> [TASK DATA]:
○ ○ ○ ○
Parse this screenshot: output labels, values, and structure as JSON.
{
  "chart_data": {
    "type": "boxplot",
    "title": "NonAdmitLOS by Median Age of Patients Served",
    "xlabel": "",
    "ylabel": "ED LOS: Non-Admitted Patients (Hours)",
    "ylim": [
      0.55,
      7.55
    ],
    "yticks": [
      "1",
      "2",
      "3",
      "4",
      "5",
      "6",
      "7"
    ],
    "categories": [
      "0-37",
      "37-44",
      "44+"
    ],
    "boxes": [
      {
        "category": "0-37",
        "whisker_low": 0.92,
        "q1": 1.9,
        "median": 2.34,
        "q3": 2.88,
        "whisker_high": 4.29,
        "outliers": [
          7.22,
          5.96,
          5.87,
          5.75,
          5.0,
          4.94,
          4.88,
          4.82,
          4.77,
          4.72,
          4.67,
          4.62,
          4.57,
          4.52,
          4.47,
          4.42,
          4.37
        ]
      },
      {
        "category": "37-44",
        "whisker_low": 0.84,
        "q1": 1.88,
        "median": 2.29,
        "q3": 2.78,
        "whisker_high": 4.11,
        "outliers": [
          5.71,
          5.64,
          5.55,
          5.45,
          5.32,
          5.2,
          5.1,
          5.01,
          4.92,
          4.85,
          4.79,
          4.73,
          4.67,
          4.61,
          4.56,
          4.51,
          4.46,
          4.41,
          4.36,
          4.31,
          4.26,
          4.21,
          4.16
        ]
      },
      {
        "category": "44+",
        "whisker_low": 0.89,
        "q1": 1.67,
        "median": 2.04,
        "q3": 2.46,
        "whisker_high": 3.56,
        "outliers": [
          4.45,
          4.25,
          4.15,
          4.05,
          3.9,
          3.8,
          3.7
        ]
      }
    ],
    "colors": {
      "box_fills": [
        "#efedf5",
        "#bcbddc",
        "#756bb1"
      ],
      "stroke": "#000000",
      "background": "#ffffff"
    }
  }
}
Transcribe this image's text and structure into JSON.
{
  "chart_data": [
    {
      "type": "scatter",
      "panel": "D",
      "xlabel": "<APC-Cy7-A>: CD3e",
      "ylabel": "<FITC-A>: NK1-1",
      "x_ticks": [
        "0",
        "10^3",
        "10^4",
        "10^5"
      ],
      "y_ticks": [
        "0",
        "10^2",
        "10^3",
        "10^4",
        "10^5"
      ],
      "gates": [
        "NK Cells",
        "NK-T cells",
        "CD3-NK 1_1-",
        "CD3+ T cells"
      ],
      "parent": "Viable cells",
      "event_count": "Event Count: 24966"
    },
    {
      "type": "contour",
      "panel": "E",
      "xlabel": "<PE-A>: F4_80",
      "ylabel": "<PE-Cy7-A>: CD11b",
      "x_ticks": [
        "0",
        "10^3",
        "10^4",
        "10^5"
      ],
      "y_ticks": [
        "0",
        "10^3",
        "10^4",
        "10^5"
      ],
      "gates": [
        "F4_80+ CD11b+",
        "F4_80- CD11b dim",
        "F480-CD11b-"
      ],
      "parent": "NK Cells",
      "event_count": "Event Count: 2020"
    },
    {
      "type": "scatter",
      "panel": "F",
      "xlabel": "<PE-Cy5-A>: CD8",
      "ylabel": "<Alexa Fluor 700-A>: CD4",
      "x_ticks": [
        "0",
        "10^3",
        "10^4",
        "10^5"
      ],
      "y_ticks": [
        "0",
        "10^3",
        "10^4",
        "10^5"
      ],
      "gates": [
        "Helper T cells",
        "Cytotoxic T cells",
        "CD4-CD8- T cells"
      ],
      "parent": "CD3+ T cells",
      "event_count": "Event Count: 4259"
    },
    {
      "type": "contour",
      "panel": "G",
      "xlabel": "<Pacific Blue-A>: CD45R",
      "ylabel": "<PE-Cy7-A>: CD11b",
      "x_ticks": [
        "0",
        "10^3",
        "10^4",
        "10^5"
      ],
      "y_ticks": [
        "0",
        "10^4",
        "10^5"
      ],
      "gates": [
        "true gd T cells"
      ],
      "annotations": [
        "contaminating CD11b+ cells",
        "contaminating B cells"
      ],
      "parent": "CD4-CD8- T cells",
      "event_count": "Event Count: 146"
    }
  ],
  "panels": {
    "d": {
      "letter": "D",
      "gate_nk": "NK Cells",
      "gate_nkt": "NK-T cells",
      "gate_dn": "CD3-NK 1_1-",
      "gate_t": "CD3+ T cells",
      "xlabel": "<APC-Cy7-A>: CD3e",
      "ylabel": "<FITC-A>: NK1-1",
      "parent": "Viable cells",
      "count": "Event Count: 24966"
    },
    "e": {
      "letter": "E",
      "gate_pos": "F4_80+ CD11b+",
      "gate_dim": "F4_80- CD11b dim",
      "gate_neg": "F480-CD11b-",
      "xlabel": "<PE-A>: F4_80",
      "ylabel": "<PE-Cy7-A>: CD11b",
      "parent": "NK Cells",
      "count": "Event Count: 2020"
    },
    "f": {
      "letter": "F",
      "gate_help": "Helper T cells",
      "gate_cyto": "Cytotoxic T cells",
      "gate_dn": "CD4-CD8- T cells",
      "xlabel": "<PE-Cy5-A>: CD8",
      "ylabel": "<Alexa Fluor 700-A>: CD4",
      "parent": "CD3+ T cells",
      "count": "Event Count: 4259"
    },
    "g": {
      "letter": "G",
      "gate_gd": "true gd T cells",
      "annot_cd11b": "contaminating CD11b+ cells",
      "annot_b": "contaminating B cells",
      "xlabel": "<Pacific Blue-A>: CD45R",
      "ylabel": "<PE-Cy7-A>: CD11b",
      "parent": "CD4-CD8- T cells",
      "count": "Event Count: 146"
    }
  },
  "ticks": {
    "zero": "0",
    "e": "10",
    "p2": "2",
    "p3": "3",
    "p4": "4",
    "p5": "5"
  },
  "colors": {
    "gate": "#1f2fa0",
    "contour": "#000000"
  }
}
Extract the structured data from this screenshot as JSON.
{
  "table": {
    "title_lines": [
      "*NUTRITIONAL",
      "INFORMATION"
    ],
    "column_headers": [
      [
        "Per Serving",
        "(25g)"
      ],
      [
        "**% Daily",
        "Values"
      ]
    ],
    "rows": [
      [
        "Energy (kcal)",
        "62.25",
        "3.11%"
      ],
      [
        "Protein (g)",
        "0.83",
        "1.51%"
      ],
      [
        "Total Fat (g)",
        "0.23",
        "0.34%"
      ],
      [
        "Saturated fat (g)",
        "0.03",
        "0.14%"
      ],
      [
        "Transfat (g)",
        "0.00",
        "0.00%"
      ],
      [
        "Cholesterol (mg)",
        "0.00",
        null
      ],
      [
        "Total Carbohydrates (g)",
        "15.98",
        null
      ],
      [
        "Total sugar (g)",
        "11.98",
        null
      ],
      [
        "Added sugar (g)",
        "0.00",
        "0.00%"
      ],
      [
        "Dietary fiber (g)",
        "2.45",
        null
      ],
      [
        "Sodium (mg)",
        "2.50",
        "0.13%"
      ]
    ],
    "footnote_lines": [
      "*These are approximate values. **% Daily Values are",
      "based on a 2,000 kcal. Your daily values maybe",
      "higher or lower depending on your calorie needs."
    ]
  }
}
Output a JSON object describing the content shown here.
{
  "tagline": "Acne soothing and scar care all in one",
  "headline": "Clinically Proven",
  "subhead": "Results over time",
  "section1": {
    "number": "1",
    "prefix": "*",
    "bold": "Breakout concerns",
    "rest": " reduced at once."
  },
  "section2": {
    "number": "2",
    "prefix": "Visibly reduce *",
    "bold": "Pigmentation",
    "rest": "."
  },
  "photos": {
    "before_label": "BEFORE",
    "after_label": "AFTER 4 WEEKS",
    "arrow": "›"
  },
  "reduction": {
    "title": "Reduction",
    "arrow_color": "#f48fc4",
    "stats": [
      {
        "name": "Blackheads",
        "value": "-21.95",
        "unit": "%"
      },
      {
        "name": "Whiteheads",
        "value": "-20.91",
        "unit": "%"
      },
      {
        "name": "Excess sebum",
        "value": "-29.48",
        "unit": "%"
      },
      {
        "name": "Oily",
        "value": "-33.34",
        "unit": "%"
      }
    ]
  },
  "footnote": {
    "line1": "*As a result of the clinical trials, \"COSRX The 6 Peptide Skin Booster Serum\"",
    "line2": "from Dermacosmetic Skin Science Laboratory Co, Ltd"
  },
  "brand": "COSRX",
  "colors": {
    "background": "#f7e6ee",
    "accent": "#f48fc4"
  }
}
○ ○ ○ ○
> [WHAT YOU ARE ASKED TO DO]:
Repeat precisely the lines of the data starting at the one containing "Output a JSON", last line included.

> [EXERCISE RESULT]:
Output a JSON object describing the content shown here.
{
  "tagline": "Acne soothing and scar care all in one",
  "headline": "Clinically Proven",
  "subhead": "Results over time",
  "section1": {
    "number": "1",
    "prefix": "*",
    "bold": "Breakout concerns",
    "rest": " reduced at once."
  },
  "section2": {
    "number": "2",
    "prefix": "Visibly reduce *",
    "bold": "Pigmentation",
    "rest": "."
  },
  "photos": {
    "before_label": "BEFORE",
    "after_label": "AFTER 4 WEEKS",
    "arrow": "›"
  },
  "reduction": {
    "title": "Reduction",
    "arrow_color": "#f48fc4",
    "stats": [
      {
        "name": "Blackheads",
        "value": "-21.95",
        "unit": "%"
      },
      {
        "name": "Whiteheads",
        "value": "-20.91",
        "unit": "%"
      },
      {
        "name": "Excess sebum",
        "value": "-29.48",
        "unit": "%"
      },
      {
        "name": "Oily",
        "value": "-33.34",
        "unit": "%"
      }
    ]
  },
  "footnote": {
    "line1": "*As a result of the clinical trials, \"COSRX The 6 Peptide Skin Booster Serum\"",
    "line2": "from Dermacosmetic Skin Science Laboratory Co, Ltd"
  },
  "brand": "COSRX",
  "colors": {
    "background": "#f7e6ee",
    "accent": "#f48fc4"
  }
}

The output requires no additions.